---- Excerpted data

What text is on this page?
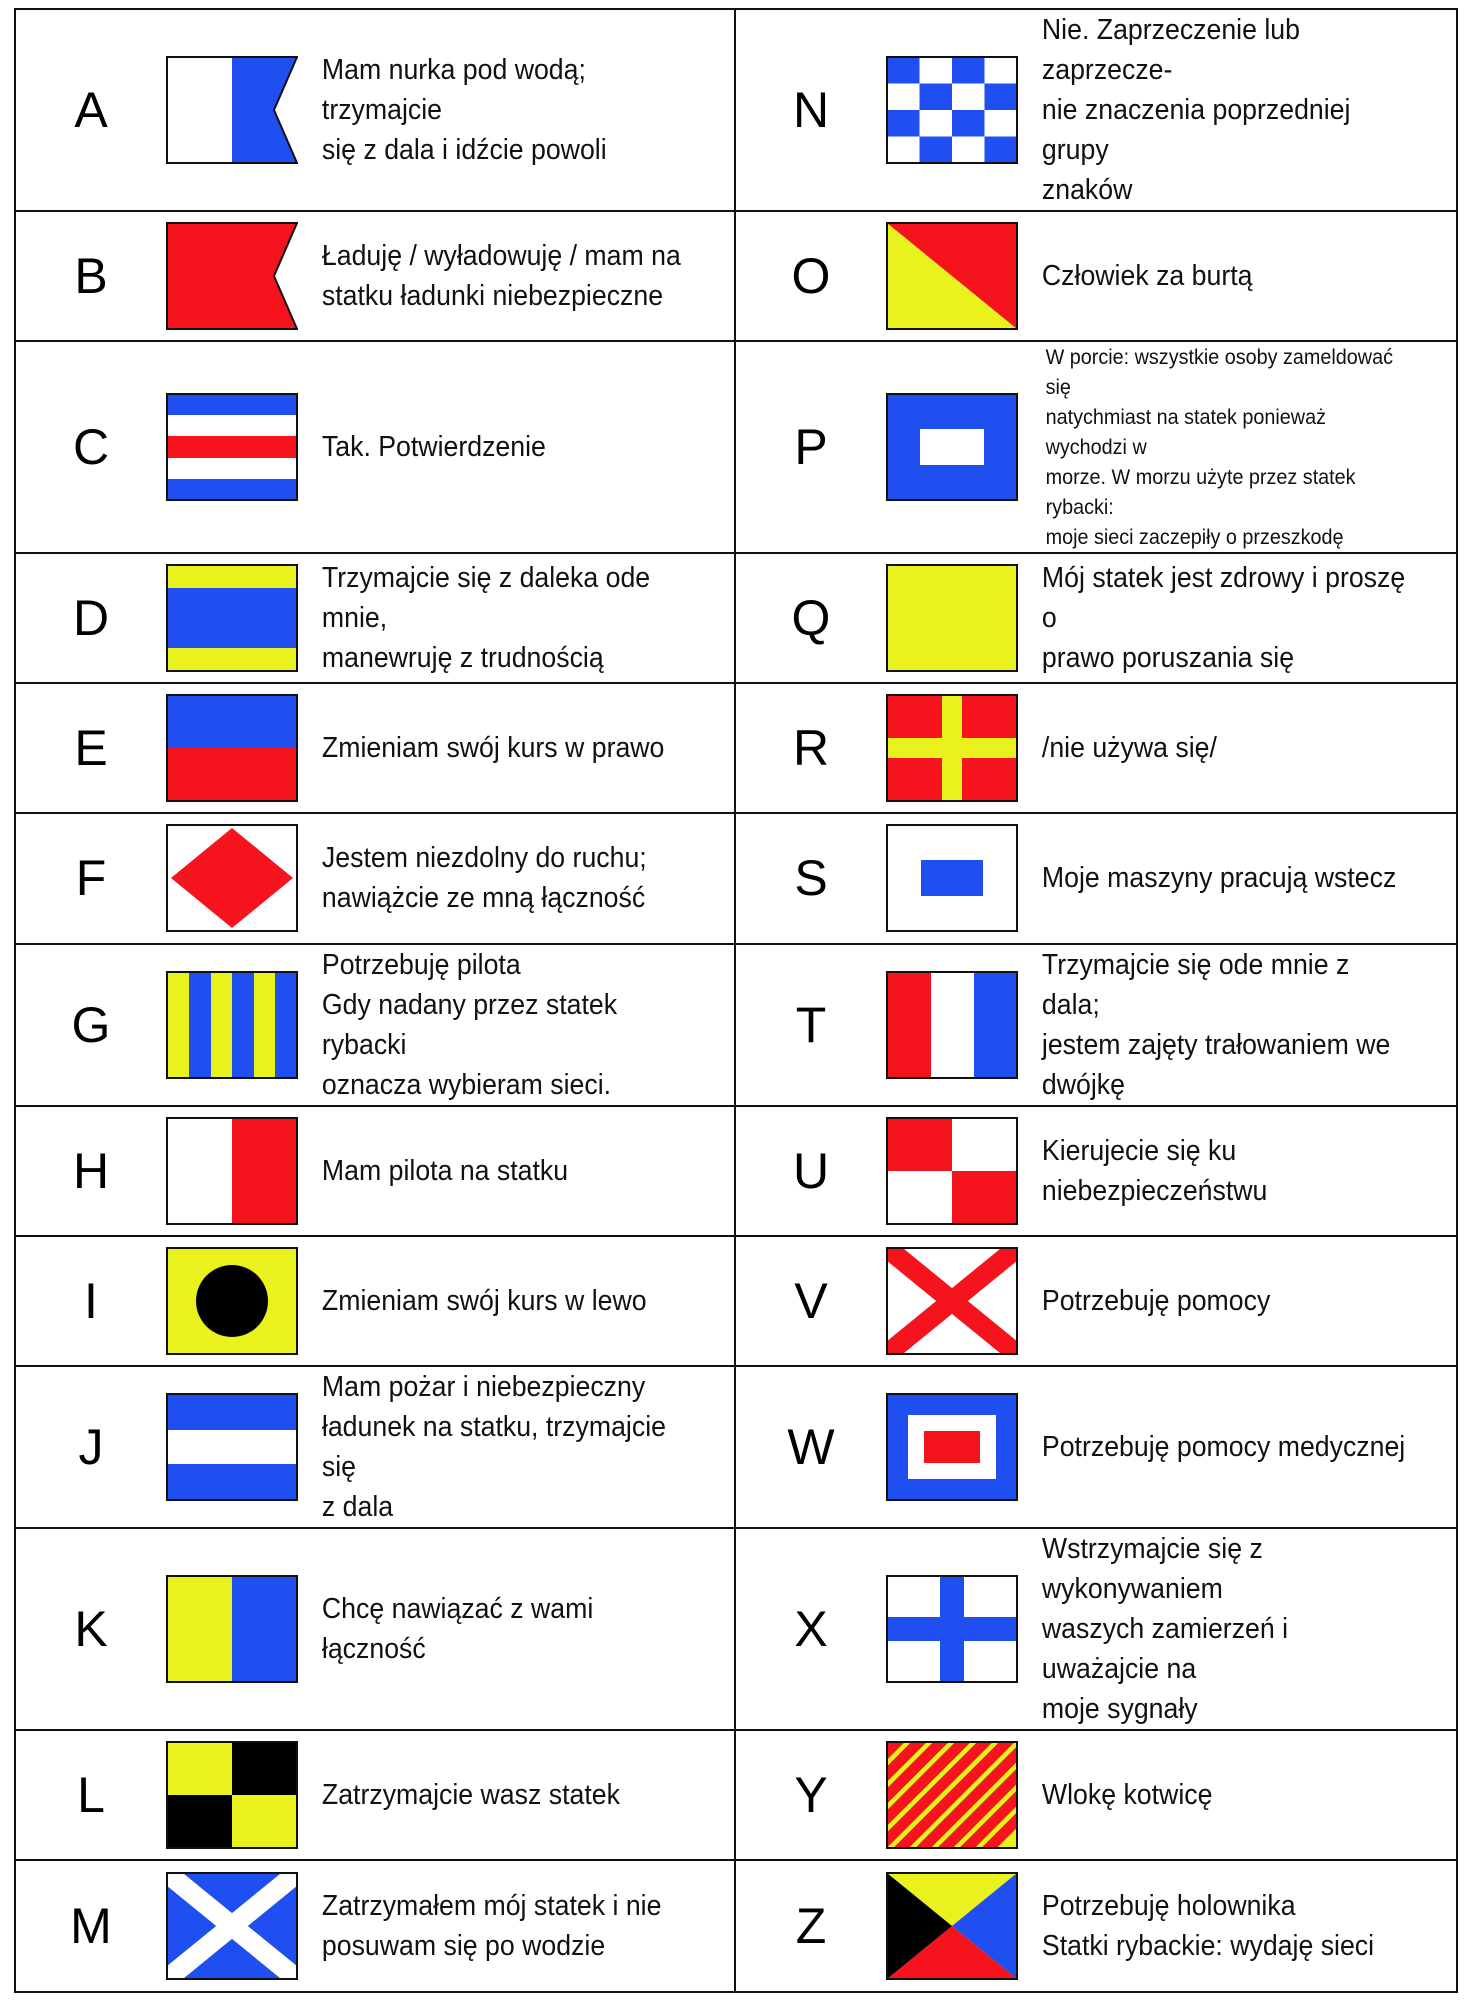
A
Mam nurka pod wodą; trzymajcie
się z dala i idźcie powoli
B	Ładuję / wyładowuję / mam na
statku ładunki niebezpieczne
C	Tak. Potwierdzenie
D
Trzymajcie się z daleka ode mnie,
manewruję z trudnością
E	Zmieniam swój kurs w prawo
F	Jestem niezdolny do ruchu;
nawiążcie ze mną łączność
G
Potrzebuję pilota
Gdy nadany przez statek rybacki
oznacza wybieram sieci.
H	Mam pilota na statku
I	Zmieniam swój kurs w lewo
J
Mam pożar i niebezpieczny
ładunek na statku, trzymajcie się
z dala
K	Chcę nawiązać z wami łączność
L	Zatrzymajcie wasz statek
M	Zatrzymałem mój statek i nie
posuwam się po wodzie
N
Nie. Zaprzeczenie lub zaprzecze-
nie znaczenia poprzedniej grupy
znaków
O	Człowiek za burtą
P
W porcie: wszystkie osoby zameldować się
natychmiast na statek ponieważ wychodzi w
morze. W morzu użyte przez statek rybacki:
moje sieci zaczepiły o przeszkodę
Q
Mój statek jest zdrowy i proszę o
prawo poruszania się
R	/nie używa się/
S	Moje maszyny pracują wstecz
T
Trzymajcie się ode mnie z dala;
jestem zajęty trałowaniem we
dwójkę
U	Kierujecie się ku
niebezpieczeństwu
V	Potrzebuję pomocy
W	Potrzebuję pomocy medycznej
X
Wstrzymajcie się z wykonywaniem
waszych zamierzeń i uważajcie na
moje sygnały
Y	Wlokę kotwicę
Z	Potrzebuję holownika
Statki rybackie: wydaję sieci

--------

> What is being asked:
Which lines above hold the word "dala"? Copy each of them.

> Exercise answer:
się z dala i idźcie powoli
z dala
Trzymajcie się ode mnie z dala;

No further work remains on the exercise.